Task directions: Identify each line in the records below that contains the word "Cancel", and copy it.

Provided records:
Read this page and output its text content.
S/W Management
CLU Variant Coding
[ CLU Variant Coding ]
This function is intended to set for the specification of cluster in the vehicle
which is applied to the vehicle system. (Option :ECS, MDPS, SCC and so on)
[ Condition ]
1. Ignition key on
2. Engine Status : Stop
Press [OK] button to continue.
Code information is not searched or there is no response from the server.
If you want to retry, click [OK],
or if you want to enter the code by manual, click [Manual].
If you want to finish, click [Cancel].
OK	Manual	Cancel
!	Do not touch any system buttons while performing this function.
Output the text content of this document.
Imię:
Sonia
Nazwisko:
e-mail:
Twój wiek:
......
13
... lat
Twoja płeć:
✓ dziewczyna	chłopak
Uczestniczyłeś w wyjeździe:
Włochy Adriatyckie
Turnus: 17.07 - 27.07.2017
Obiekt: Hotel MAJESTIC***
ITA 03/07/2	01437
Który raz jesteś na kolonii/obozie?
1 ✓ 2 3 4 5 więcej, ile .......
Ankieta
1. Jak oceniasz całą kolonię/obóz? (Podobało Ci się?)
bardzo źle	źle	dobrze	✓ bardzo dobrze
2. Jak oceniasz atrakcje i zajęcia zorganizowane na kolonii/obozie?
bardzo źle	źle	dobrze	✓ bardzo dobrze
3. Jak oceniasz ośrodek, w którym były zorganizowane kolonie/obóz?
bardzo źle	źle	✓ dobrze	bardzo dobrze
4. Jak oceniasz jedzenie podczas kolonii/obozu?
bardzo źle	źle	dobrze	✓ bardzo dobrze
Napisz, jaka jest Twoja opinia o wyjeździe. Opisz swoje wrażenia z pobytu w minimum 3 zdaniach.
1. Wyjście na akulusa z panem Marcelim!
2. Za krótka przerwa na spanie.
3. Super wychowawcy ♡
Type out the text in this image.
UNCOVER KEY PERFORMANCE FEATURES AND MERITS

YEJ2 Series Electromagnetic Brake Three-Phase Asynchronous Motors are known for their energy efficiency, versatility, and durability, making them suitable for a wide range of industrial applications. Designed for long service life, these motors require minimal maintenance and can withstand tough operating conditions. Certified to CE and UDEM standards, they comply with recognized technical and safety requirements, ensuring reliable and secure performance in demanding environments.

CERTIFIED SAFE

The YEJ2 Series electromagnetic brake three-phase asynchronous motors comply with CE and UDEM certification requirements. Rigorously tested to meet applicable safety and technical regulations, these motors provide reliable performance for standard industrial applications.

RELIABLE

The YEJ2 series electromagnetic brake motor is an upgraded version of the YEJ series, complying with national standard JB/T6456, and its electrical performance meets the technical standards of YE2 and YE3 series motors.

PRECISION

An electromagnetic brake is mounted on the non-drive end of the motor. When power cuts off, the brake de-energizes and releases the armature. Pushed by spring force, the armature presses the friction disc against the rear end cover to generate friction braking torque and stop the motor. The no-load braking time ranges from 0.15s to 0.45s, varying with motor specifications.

The reply:
If you want to finish, click [Cancel].
OK	Manual	Cancel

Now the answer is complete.